### EXERCISE INSTRUCTIONS
Rewrite the listing below, changing "Description with numbered items" to "Numbered description" wherever it occurs. Keep every other line as it is.
## START MATERIAL FOR THIS TASK
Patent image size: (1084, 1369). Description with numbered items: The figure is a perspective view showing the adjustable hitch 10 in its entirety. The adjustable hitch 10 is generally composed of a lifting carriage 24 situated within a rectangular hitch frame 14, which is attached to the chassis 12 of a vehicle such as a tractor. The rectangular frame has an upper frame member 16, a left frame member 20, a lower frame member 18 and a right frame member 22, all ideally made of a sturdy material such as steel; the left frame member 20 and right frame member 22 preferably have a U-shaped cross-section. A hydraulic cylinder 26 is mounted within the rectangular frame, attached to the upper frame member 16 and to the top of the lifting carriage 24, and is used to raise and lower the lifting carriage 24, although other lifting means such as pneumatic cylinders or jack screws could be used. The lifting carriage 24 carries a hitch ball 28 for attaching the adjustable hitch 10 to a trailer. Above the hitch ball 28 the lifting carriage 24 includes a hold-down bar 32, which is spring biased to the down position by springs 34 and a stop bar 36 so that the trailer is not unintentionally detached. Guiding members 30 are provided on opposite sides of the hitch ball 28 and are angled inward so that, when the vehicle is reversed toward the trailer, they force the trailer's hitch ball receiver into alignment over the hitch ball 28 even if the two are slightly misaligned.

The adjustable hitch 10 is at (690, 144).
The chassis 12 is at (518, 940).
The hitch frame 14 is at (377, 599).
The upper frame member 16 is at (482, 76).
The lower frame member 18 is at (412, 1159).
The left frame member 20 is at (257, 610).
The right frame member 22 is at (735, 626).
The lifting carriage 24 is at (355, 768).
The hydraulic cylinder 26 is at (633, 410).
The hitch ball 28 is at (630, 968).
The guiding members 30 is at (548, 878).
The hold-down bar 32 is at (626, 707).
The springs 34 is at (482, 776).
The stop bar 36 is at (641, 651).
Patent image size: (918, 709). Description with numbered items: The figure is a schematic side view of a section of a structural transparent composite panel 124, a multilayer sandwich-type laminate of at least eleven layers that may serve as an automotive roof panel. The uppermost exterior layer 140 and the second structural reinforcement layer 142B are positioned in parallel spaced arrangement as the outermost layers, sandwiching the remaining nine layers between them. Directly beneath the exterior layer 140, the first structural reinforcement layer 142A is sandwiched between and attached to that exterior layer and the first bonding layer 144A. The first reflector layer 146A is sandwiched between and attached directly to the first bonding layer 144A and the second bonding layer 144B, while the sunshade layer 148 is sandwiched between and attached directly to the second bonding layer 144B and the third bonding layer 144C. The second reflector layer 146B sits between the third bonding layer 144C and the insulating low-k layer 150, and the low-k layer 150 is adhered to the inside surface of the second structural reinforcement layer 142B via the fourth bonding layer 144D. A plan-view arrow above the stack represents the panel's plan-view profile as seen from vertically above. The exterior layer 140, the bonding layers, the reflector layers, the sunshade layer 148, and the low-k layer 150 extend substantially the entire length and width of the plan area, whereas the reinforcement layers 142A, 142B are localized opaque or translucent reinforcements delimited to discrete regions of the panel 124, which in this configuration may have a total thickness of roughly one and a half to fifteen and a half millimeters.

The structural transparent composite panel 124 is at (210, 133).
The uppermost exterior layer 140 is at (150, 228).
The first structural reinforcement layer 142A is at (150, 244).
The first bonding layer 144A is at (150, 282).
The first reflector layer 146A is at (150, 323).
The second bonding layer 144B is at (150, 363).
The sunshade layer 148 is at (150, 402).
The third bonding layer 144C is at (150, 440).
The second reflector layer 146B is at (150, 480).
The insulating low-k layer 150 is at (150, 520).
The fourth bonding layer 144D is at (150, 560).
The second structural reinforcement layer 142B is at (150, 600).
## END MATERIAL FOR THIS TASK
### RESULT FOR THIS EXERCISE
Patent image size: (1084, 1369). Numbered description: The figure is a perspective view showing the adjustable hitch 10 in its entirety. The adjustable hitch 10 is generally composed of a lifting carriage 24 situated within a rectangular hitch frame 14, which is attached to the chassis 12 of a vehicle such as a tractor. The rectangular frame has an upper frame member 16, a left frame member 20, a lower frame member 18 and a right frame member 22, all ideally made of a sturdy material such as steel; the left frame member 20 and right frame member 22 preferably have a U-shaped cross-section. A hydraulic cylinder 26 is mounted within the rectangular frame, attached to the upper frame member 16 and to the top of the lifting carriage 24, and is used to raise and lower the lifting carriage 24, although other lifting means such as pneumatic cylinders or jack screws could be used. The lifting carriage 24 carries a hitch ball 28 for attaching the adjustable hitch 10 to a trailer. Above the hitch ball 28 the lifting carriage 24 includes a hold-down bar 32, which is spring biased to the down position by springs 34 and a stop bar 36 so that the trailer is not unintentionally detached. Guiding members 30 are provided on opposite sides of the hitch ball 28 and are angled inward so that, when the vehicle is reversed toward the trailer, they force the trailer's hitch ball receiver into alignment over the hitch ball 28 even if the two are slightly misaligned.

The adjustable hitch 10 is at (690, 144).
The chassis 12 is at (518, 940).
The hitch frame 14 is at (377, 599).
The upper frame member 16 is at (482, 76).
The lower frame member 18 is at (412, 1159).
The left frame member 20 is at (257, 610).
The right frame member 22 is at (735, 626).
The lifting carriage 24 is at (355, 768).
The hydraulic cylinder 26 is at (633, 410).
The hitch ball 28 is at (630, 968).
The guiding members 30 is at (548, 878).
The hold-down bar 32 is at (626, 707).
The springs 34 is at (482, 776).
The stop bar 36 is at (641, 651).
Patent image size: (918, 709). Numbered description: The figure is a schematic side view of a section of a structural transparent composite panel 124, a multilayer sandwich-type laminate of at least eleven layers that may serve as an automotive roof panel. The uppermost exterior layer 140 and the second structural reinforcement layer 142B are positioned in parallel spaced arrangement as the outermost layers, sandwiching the remaining nine layers between them. Directly beneath the exterior layer 140, the first structural reinforcement layer 142A is sandwiched between and attached to that exterior layer and the first bonding layer 144A. The first reflector layer 146A is sandwiched between and attached directly to the first bonding layer 144A and the second bonding layer 144B, while the sunshade layer 148 is sandwiched between and attached directly to the second bonding layer 144B and the third bonding layer 144C. The second reflector layer 146B sits between the third bonding layer 144C and the insulating low-k layer 150, and the low-k layer 150 is adhered to the inside surface of the second structural reinforcement layer 142B via the fourth bonding layer 144D. A plan-view arrow above the stack represents the panel's plan-view profile as seen from vertically above. The exterior layer 140, the bonding layers, the reflector layers, the sunshade layer 148, and the low-k layer 150 extend substantially the entire length and width of the plan area, whereas the reinforcement layers 142A, 142B are localized opaque or translucent reinforcements delimited to discrete regions of the panel 124, which in this configuration may have a total thickness of roughly one and a half to fifteen and a half millimeters.

The structural transparent composite panel 124 is at (210, 133).
The uppermost exterior layer 140 is at (150, 228).
The first structural reinforcement layer 142A is at (150, 244).
The first bonding layer 144A is at (150, 282).
The first reflector layer 146A is at (150, 323).
The second bonding layer 144B is at (150, 363).
The sunshade layer 148 is at (150, 402).
The third bonding layer 144C is at (150, 440).
The second reflector layer 146B is at (150, 480).
The insulating low-k layer 150 is at (150, 520).
The fourth bonding layer 144D is at (150, 560).
The second structural reinforcement layer 142B is at (150, 600).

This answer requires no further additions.